## WRITTEN PROBLEM
Your task is to return the line containing "Convert this screenshot" plus every line after it, exactly and with nothing added.

## TASK INPUT

══════

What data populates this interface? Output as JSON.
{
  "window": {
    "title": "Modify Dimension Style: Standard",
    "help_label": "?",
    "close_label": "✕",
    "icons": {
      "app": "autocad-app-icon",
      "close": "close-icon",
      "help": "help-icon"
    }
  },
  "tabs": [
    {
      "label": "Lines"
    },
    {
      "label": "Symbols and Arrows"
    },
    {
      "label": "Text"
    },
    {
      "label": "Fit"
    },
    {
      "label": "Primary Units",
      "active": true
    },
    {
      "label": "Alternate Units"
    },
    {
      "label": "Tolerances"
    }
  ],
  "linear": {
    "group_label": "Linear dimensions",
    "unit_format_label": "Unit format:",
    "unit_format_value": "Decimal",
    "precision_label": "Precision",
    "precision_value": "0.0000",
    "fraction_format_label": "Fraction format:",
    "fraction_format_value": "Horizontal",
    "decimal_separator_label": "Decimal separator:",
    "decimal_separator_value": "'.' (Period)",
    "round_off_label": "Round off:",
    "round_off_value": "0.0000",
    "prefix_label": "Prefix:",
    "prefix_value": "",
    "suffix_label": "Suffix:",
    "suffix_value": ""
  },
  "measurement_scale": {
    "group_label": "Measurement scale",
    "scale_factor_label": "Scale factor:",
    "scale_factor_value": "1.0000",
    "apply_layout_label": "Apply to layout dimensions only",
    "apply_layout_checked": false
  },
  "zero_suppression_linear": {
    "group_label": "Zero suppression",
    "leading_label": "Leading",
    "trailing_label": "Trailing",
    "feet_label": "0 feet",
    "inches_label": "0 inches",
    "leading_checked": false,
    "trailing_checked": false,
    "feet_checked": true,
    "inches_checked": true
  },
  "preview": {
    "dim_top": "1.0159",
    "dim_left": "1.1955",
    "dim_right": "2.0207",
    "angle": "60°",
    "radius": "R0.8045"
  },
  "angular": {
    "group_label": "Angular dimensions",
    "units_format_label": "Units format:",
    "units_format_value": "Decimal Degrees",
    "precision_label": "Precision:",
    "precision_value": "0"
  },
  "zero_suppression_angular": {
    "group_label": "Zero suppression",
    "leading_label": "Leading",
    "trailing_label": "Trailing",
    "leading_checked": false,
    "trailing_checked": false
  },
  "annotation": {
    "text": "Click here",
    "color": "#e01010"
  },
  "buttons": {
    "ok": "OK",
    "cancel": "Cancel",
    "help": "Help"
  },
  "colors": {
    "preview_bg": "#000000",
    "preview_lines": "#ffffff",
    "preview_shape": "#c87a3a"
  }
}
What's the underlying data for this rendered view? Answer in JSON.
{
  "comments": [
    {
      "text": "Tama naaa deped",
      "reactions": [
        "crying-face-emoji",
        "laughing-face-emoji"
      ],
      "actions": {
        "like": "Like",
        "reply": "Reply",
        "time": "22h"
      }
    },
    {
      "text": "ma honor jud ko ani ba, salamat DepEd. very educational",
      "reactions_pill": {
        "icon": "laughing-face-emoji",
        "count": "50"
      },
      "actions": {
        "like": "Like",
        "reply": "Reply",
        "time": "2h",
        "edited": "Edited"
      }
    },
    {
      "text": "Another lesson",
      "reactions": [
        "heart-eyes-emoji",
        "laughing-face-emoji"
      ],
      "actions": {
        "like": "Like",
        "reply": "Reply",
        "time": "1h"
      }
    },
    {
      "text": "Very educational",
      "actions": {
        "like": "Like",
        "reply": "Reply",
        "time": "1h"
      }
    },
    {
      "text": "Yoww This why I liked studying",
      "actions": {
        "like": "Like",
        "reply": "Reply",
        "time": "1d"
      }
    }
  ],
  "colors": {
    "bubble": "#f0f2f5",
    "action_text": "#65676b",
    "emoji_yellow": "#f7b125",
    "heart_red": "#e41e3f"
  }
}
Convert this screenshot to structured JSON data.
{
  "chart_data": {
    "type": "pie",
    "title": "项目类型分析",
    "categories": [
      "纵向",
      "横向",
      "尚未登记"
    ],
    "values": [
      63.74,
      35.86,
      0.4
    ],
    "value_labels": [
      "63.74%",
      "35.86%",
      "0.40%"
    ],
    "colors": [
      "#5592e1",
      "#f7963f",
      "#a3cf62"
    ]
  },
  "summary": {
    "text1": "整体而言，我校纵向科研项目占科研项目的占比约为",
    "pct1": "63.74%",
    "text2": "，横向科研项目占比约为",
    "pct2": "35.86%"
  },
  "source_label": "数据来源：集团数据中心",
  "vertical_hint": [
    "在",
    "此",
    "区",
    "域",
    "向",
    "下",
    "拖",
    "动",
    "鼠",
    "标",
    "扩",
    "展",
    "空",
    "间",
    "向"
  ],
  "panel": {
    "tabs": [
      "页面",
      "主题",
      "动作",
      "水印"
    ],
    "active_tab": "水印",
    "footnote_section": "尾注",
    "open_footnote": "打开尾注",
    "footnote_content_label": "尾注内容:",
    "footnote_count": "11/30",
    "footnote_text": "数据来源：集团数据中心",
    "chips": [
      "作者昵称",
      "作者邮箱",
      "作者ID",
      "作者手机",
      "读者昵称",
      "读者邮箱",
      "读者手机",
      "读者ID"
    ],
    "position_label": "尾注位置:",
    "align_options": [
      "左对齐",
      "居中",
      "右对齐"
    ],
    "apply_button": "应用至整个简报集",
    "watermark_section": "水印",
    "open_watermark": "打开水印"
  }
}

══════

## TASK RESULT
Convert this screenshot to structured JSON data.
{
  "chart_data": {
    "type": "pie",
    "title": "项目类型分析",
    "categories": [
      "纵向",
      "横向",
      "尚未登记"
    ],
    "values": [
      63.74,
      35.86,
      0.4
    ],
    "value_labels": [
      "63.74%",
      "35.86%",
      "0.40%"
    ],
    "colors": [
      "#5592e1",
      "#f7963f",
      "#a3cf62"
    ]
  },
  "summary": {
    "text1": "整体而言，我校纵向科研项目占科研项目的占比约为",
    "pct1": "63.74%",
    "text2": "，横向科研项目占比约为",
    "pct2": "35.86%"
  },
  "source_label": "数据来源：集团数据中心",
  "vertical_hint": [
    "在",
    "此",
    "区",
    "域",
    "向",
    "下",
    "拖",
    "动",
    "鼠",
    "标",
    "扩",
    "展",
    "空",
    "间",
    "向"
  ],
  "panel": {
    "tabs": [
      "页面",
      "主题",
      "动作",
      "水印"
    ],
    "active_tab": "水印",
    "footnote_section": "尾注",
    "open_footnote": "打开尾注",
    "footnote_content_label": "尾注内容:",
    "footnote_count": "11/30",
    "footnote_text": "数据来源：集团数据中心",
    "chips": [
      "作者昵称",
      "作者邮箱",
      "作者ID",
      "作者手机",
      "读者昵称",
      "读者邮箱",
      "读者手机",
      "读者ID"
    ],
    "position_label": "尾注位置:",
    "align_options": [
      "左对齐",
      "居中",
      "右对齐"
    ],
    "apply_button": "应用至整个简报集",
    "watermark_section": "水印",
    "open_watermark": "打开水印"
  }
}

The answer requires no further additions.